**** GIVEN INFORMATION

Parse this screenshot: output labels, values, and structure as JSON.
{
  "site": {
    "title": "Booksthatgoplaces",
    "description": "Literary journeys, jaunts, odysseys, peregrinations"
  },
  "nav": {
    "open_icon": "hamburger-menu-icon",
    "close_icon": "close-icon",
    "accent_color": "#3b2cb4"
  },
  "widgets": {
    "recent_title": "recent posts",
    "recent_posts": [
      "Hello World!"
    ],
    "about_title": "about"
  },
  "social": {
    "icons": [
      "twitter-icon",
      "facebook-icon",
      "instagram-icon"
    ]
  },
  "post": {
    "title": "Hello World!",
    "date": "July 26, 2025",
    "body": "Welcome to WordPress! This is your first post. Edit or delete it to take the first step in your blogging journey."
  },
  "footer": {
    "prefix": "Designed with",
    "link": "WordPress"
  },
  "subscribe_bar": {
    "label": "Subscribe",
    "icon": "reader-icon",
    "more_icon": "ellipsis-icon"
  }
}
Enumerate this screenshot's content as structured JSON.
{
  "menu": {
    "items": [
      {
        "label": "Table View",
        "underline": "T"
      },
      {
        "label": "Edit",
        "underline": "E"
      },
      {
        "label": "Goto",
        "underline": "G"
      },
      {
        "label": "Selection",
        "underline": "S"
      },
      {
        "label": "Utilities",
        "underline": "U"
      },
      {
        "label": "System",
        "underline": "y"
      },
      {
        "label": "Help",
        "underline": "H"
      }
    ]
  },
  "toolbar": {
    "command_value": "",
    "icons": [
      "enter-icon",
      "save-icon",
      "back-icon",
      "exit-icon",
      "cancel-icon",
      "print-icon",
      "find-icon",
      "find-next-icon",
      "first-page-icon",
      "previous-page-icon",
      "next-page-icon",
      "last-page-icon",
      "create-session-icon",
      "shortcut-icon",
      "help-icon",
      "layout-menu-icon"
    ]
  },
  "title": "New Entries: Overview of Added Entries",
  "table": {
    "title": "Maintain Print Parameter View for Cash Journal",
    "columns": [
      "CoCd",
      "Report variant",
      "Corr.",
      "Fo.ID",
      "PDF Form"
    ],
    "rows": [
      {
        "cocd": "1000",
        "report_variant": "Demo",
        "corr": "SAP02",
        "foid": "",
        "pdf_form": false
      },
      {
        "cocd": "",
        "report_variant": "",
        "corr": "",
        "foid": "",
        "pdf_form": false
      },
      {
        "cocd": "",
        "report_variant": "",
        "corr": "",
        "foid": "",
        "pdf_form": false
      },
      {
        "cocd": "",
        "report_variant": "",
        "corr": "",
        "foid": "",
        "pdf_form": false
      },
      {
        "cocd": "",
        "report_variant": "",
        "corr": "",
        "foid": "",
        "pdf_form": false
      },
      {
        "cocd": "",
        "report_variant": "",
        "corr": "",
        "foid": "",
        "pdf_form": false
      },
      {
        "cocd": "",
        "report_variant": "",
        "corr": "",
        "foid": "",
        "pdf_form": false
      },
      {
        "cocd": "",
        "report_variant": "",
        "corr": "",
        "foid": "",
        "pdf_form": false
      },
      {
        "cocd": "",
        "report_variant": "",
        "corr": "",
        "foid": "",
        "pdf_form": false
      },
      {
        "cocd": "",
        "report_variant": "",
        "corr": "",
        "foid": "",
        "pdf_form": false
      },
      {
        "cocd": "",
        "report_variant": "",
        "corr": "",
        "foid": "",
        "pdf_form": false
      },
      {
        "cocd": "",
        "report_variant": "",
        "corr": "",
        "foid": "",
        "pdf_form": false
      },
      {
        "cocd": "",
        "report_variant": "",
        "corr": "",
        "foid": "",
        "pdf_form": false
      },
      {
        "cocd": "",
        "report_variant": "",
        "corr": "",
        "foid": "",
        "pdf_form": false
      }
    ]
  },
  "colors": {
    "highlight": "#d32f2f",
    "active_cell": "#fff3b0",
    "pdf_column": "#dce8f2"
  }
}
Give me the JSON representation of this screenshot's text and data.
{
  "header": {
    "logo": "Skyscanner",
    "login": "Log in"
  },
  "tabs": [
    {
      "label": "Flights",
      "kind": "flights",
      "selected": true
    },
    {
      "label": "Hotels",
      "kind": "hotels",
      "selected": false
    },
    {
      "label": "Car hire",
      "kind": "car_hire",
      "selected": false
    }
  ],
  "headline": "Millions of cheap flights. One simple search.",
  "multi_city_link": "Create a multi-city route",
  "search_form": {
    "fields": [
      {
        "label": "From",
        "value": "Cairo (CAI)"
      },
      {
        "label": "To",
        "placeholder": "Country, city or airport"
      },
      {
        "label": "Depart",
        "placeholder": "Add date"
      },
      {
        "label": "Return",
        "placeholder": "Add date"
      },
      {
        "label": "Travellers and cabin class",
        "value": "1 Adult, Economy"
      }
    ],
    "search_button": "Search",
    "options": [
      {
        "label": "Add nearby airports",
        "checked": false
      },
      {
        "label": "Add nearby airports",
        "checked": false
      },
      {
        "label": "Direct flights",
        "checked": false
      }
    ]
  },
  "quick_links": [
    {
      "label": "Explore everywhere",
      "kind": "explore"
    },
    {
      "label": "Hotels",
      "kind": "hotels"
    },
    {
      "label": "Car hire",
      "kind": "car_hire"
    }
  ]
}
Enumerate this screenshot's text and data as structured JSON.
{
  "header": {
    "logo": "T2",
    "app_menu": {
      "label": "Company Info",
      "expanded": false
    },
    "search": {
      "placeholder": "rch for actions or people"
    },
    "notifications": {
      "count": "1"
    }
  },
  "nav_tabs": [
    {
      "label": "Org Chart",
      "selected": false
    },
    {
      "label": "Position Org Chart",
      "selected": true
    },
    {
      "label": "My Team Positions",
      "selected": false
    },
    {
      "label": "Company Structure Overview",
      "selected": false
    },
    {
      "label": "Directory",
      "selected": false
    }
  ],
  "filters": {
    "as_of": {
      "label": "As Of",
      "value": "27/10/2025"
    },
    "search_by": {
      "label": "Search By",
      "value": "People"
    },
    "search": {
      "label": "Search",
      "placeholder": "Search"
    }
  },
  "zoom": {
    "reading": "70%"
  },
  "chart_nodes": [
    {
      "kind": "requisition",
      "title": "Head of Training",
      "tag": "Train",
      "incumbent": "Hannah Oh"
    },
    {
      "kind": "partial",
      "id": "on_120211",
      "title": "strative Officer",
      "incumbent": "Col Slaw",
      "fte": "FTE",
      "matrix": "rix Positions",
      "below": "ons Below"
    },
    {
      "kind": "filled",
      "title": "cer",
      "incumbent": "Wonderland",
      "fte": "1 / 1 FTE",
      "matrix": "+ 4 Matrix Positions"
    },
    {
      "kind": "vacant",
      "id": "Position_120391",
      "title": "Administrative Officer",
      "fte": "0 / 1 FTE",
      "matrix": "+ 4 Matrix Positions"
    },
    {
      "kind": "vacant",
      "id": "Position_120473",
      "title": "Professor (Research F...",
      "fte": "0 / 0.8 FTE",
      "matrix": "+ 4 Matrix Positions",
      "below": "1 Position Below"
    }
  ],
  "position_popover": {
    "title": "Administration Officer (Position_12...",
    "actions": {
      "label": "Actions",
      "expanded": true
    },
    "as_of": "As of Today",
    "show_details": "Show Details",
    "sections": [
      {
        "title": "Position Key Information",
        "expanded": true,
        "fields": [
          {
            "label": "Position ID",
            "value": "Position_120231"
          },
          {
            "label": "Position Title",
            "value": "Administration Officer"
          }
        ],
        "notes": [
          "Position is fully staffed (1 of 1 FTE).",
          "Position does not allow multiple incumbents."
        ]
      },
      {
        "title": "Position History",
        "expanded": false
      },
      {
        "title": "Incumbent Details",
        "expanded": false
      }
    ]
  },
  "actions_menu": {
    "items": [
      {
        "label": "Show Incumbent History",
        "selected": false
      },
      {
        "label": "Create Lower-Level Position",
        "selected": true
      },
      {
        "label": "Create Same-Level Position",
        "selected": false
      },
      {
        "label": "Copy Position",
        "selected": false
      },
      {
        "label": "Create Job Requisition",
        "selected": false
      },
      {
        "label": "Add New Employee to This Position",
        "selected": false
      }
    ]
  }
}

********

WRITTEN INSTRUCTION:
Write down only how many lines in the listing contain the word "underline".

FINAL RESULT:
7